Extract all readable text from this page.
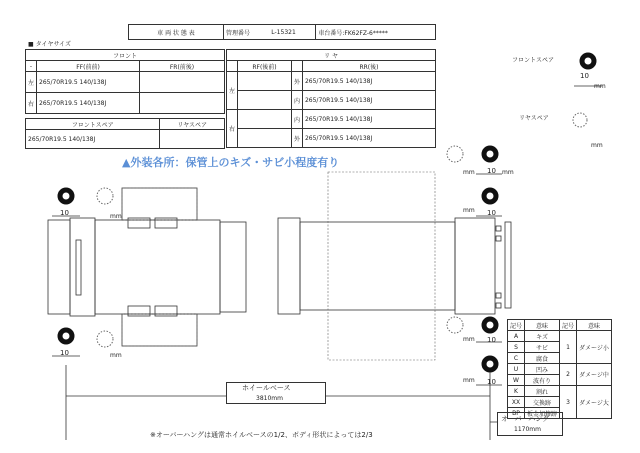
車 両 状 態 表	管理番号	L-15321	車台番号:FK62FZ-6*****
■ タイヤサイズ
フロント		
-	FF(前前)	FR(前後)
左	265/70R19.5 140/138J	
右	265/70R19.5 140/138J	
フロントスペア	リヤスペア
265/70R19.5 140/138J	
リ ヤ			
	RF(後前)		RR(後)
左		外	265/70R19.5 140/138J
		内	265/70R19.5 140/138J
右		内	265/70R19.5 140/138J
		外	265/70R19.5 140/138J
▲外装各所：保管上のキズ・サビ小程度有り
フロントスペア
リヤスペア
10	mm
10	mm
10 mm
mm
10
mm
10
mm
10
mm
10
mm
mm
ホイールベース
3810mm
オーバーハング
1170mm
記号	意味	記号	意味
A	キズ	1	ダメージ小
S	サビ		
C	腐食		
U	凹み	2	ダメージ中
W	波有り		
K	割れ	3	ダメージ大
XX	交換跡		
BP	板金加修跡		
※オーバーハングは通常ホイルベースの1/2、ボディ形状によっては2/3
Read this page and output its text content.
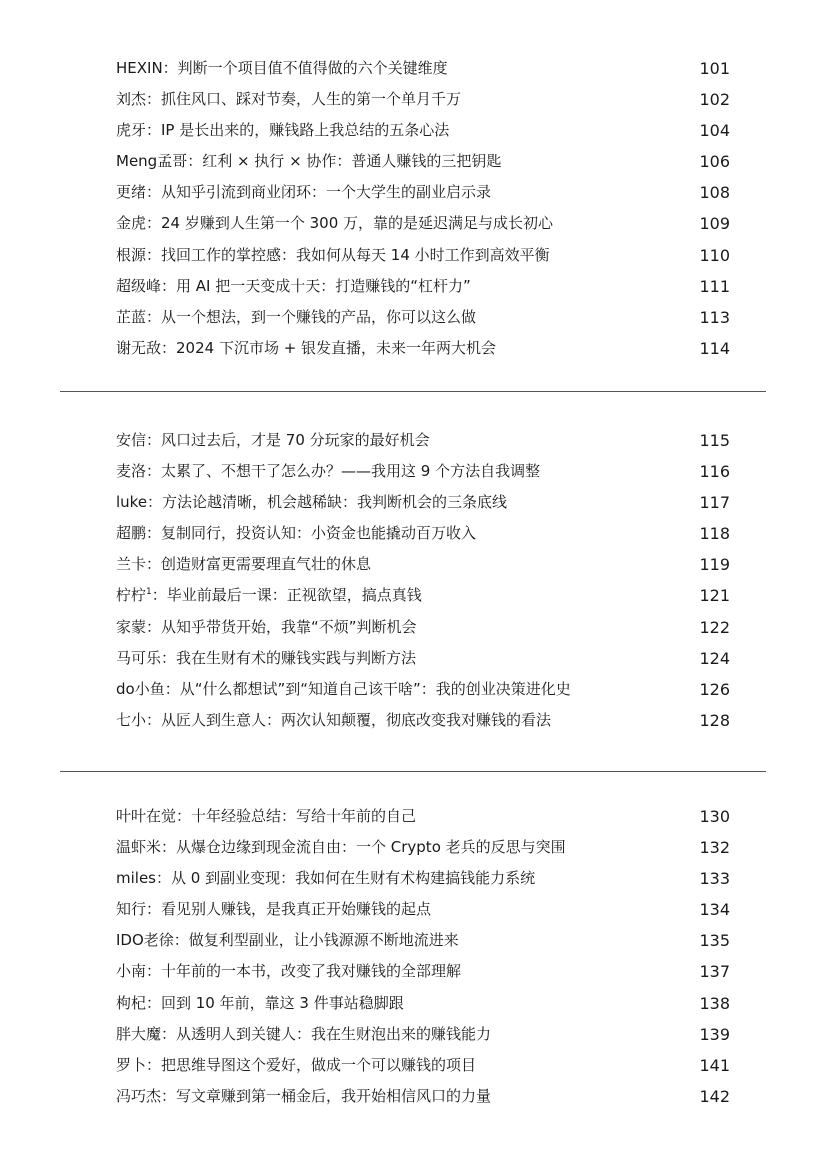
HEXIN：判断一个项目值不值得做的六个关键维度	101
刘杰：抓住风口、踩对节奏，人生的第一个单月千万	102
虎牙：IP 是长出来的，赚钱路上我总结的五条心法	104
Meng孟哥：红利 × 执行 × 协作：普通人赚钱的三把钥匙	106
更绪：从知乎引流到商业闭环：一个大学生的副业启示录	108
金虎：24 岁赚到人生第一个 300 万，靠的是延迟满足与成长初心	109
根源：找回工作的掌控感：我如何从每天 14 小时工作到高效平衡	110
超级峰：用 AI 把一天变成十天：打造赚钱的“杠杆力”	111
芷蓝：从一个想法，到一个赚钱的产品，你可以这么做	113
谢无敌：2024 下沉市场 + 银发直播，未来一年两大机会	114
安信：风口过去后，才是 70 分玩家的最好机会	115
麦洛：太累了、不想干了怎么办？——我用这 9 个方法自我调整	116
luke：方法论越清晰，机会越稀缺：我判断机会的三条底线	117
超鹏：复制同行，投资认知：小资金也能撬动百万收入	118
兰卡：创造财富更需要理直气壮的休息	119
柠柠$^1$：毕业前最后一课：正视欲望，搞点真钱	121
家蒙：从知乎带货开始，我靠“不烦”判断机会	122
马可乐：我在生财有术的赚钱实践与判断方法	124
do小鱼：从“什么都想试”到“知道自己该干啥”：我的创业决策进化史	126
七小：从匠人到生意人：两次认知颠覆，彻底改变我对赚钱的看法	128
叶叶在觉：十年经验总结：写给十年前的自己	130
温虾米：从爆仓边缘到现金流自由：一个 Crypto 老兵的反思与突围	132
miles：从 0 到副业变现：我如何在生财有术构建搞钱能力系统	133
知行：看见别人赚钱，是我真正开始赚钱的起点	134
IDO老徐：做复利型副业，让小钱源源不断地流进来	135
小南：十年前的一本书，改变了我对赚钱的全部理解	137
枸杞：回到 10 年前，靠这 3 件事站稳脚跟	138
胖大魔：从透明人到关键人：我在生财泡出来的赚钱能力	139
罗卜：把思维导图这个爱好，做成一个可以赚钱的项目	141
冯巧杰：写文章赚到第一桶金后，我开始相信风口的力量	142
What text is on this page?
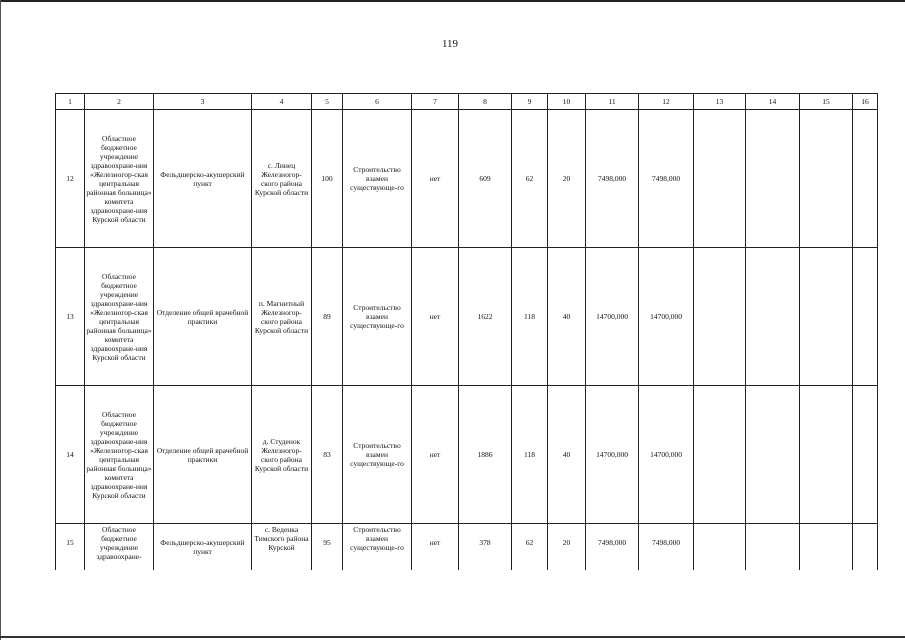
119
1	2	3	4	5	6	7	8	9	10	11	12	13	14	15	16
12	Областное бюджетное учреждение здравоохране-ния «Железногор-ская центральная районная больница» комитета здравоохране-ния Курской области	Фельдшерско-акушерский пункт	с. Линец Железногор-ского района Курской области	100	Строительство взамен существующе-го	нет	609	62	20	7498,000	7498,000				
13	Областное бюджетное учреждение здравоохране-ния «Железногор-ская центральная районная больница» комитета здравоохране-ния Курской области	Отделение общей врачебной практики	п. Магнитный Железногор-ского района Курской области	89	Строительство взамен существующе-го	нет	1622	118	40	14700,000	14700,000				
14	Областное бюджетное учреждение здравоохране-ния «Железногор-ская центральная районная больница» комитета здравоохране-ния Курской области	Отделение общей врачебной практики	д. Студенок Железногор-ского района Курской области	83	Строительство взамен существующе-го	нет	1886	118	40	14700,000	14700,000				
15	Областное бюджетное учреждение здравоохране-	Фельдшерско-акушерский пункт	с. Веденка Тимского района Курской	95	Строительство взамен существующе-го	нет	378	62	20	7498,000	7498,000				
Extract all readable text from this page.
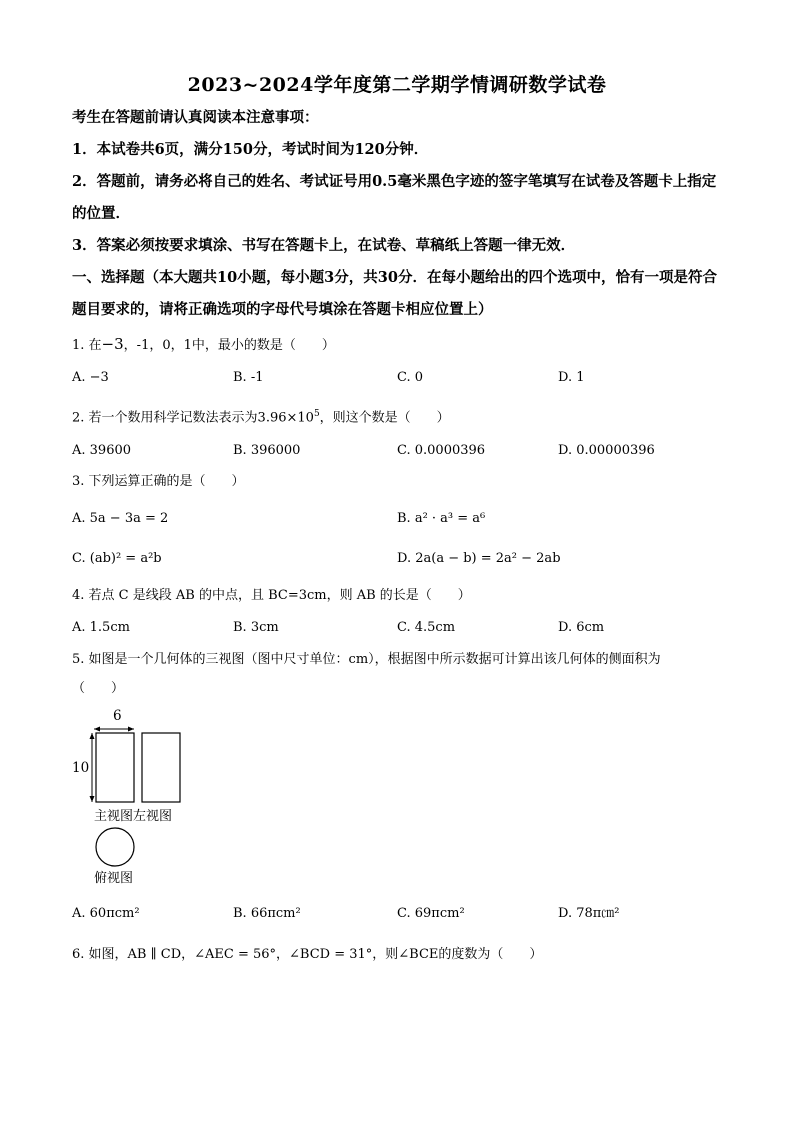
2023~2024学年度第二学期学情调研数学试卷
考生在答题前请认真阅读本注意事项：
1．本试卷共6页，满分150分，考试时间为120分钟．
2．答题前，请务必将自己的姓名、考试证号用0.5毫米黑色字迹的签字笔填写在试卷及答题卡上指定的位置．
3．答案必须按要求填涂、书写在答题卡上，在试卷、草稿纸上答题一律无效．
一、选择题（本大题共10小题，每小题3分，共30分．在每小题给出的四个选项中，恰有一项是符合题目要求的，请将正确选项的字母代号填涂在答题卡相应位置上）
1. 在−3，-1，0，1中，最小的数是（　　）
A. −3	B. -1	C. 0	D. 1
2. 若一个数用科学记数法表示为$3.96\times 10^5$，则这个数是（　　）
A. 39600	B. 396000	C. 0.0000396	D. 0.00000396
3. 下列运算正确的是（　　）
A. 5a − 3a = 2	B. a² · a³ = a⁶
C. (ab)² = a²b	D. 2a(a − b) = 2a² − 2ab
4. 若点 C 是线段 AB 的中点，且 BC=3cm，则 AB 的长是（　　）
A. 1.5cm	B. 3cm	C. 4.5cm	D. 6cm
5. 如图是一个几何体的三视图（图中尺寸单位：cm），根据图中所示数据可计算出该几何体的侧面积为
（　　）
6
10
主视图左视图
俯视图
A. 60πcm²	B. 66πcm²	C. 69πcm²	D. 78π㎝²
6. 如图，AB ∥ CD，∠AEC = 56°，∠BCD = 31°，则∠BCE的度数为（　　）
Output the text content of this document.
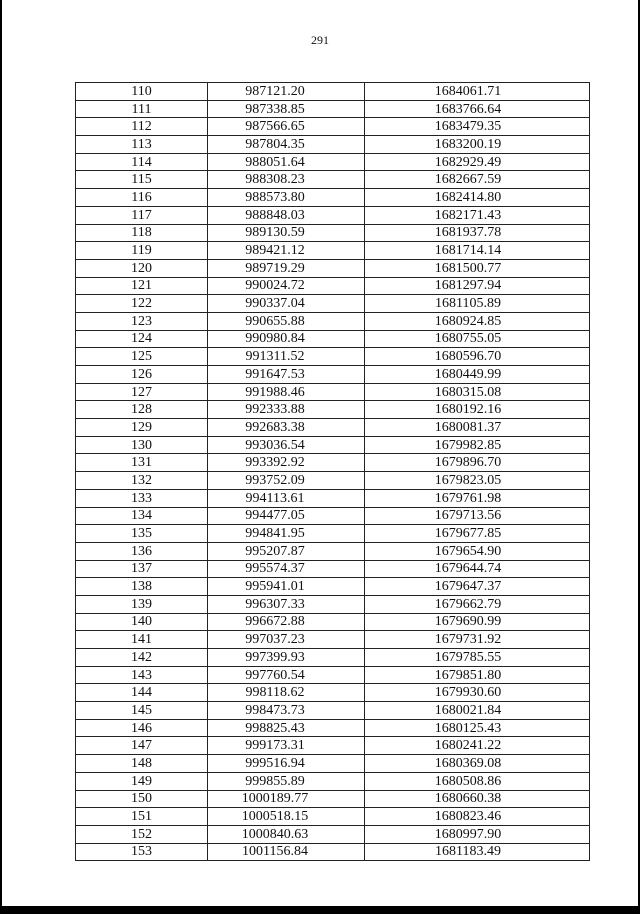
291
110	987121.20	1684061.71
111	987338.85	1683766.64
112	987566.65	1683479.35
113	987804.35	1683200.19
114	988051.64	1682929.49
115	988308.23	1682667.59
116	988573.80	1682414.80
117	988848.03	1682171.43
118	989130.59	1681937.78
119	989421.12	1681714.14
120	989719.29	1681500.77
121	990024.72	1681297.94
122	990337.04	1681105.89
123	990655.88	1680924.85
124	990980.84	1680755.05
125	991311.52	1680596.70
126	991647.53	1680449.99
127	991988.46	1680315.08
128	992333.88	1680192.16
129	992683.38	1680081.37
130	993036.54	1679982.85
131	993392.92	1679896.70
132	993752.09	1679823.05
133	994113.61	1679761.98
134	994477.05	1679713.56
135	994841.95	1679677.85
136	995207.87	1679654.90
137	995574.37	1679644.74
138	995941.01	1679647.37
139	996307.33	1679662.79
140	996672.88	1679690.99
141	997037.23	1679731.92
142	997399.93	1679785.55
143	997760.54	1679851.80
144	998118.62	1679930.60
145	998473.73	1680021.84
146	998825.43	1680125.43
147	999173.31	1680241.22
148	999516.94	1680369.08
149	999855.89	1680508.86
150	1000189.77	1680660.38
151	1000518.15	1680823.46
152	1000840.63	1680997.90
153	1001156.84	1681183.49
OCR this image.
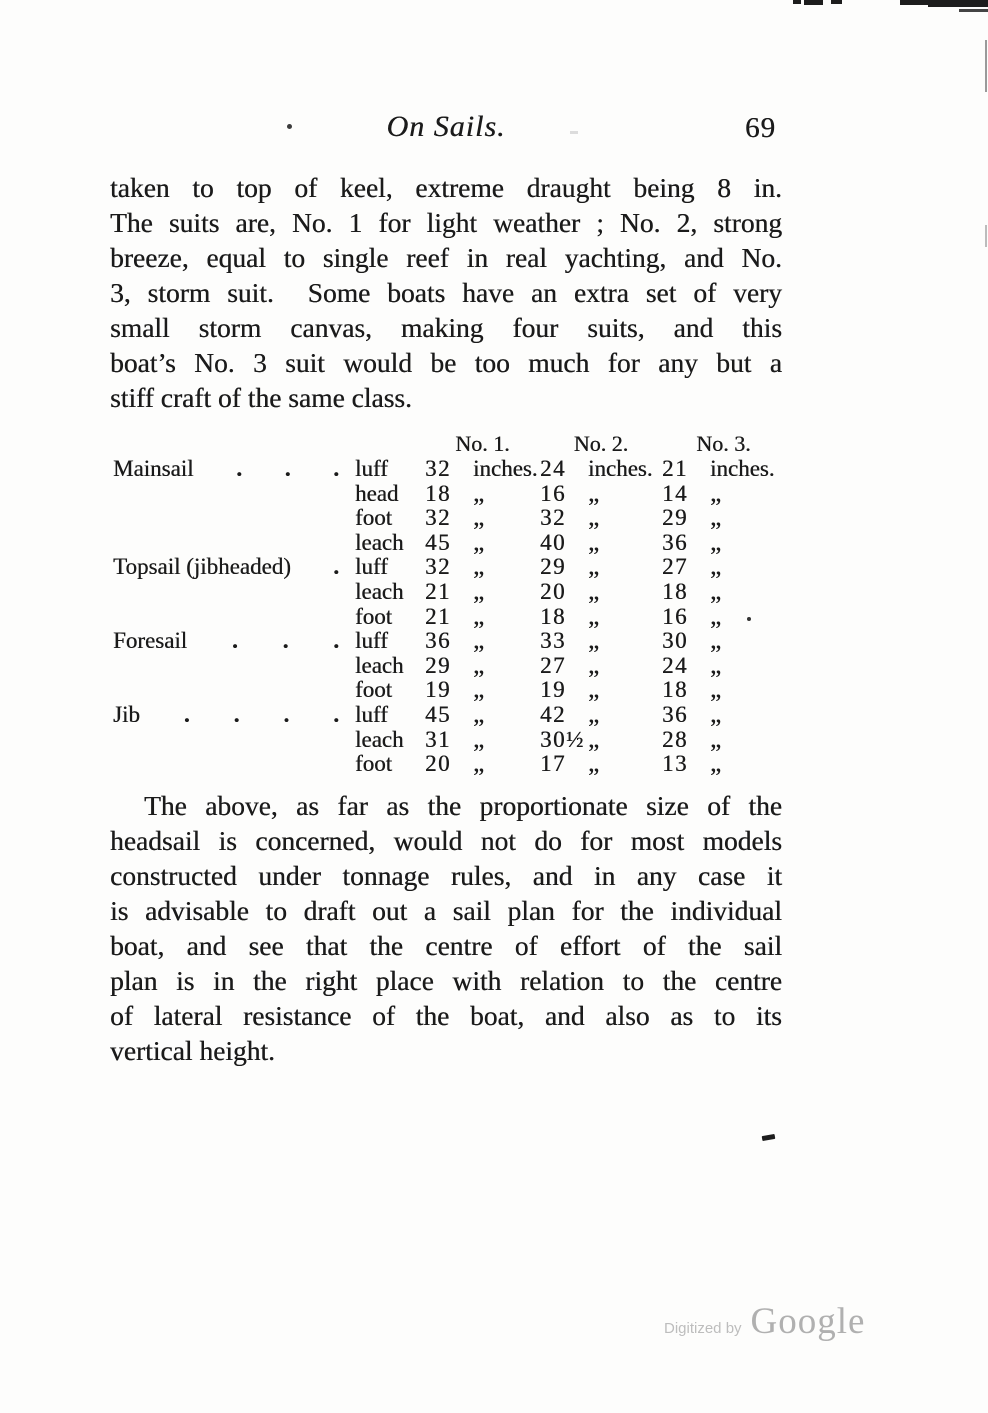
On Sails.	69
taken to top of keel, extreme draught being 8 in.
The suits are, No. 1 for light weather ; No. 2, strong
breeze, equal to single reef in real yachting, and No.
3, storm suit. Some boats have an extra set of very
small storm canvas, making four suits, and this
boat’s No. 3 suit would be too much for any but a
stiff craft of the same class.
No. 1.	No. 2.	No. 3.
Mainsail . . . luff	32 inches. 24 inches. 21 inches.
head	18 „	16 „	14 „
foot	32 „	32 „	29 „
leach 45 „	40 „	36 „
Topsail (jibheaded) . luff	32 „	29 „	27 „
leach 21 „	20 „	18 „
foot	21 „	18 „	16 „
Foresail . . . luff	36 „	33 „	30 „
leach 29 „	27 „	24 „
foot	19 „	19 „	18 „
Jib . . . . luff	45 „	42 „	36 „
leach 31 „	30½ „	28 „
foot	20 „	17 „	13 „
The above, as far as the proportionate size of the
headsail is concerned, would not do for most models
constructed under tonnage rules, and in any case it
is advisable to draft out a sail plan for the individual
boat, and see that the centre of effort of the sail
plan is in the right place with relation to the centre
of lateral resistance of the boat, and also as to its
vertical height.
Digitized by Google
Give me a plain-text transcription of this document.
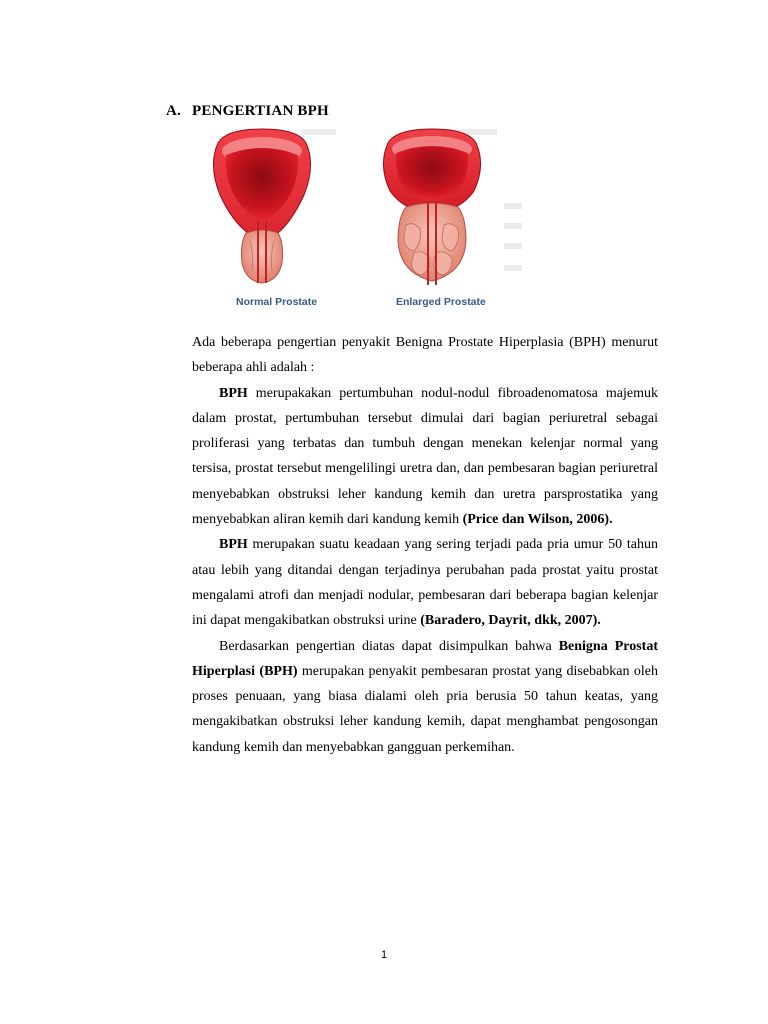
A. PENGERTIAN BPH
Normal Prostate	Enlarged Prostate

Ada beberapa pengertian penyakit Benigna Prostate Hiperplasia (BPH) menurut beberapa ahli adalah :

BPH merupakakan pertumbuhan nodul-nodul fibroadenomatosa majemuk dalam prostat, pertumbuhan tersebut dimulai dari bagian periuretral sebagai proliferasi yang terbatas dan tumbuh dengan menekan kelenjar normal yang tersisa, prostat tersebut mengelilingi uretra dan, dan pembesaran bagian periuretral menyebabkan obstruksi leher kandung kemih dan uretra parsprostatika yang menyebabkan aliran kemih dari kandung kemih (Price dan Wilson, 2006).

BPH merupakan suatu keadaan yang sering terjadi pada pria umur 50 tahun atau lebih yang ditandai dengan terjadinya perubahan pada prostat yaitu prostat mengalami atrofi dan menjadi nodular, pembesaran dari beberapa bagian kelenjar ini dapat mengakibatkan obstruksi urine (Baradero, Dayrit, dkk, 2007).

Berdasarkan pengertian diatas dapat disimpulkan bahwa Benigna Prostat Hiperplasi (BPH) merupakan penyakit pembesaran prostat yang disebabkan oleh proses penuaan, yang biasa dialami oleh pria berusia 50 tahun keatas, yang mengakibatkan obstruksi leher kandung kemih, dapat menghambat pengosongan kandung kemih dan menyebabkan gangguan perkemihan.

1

Brief:
Which lines contain the word "mengakibatkan"? Return each of them.

Exercise result:
BPH merupakan suatu keadaan yang sering terjadi pada pria umur 50 tahun atau lebih yang ditandai dengan terjadinya perubahan pada prostat yaitu prostat mengalami atrofi dan menjadi nodular, pembesaran dari beberapa bagian kelenjar ini dapat mengakibatkan obstruksi urine (Baradero, Dayrit, dkk, 2007).
Berdasarkan pengertian diatas dapat disimpulkan bahwa Benigna Prostat Hiperplasi (BPH) merupakan penyakit pembesaran prostat yang disebabkan oleh proses penuaan, yang biasa dialami oleh pria berusia 50 tahun keatas, yang mengakibatkan obstruksi leher kandung kemih, dapat menghambat pengosongan kandung kemih dan menyebabkan gangguan perkemihan.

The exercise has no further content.